>> BEGIN Entries supplied

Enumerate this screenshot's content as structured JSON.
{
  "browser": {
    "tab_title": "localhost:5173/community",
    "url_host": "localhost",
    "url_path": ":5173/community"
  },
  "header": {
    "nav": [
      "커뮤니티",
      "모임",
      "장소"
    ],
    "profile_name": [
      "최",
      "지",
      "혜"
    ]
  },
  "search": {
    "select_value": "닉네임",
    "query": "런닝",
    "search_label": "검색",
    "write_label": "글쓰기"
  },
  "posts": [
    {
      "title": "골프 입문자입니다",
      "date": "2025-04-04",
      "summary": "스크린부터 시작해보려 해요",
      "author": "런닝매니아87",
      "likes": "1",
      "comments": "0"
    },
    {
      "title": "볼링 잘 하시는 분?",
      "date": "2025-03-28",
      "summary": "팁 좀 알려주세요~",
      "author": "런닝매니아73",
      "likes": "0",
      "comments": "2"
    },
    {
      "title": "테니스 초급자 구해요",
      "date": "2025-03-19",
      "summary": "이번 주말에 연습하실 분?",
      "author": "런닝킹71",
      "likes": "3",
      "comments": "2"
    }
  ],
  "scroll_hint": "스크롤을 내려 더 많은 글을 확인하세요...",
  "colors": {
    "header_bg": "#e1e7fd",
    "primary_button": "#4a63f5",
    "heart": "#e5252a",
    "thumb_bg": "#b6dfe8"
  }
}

>> END Entries supplied

Repeat the data precisely, reproducing every entry.

Response
Enumerate this screenshot's content as structured JSON.
{
  "browser": {
    "tab_title": "localhost:5173/community",
    "url_host": "localhost",
    "url_path": ":5173/community"
  },
  "header": {
    "nav": [
      "커뮤니티",
      "모임",
      "장소"
    ],
    "profile_name": [
      "최",
      "지",
      "혜"
    ]
  },
  "search": {
    "select_value": "닉네임",
    "query": "런닝",
    "search_label": "검색",
    "write_label": "글쓰기"
  },
  "posts": [
    {
      "title": "골프 입문자입니다",
      "date": "2025-04-04",
      "summary": "스크린부터 시작해보려 해요",
      "author": "런닝매니아87",
      "likes": "1",
      "comments": "0"
    },
    {
      "title": "볼링 잘 하시는 분?",
      "date": "2025-03-28",
      "summary": "팁 좀 알려주세요~",
      "author": "런닝매니아73",
      "likes": "0",
      "comments": "2"
    },
    {
      "title": "테니스 초급자 구해요",
      "date": "2025-03-19",
      "summary": "이번 주말에 연습하실 분?",
      "author": "런닝킹71",
      "likes": "3",
      "comments": "2"
    }
  ],
  "scroll_hint": "스크롤을 내려 더 많은 글을 확인하세요...",
  "colors": {
    "header_bg": "#e1e7fd",
    "primary_button": "#4a63f5",
    "heart": "#e5252a",
    "thumb_bg": "#b6dfe8"
  }
}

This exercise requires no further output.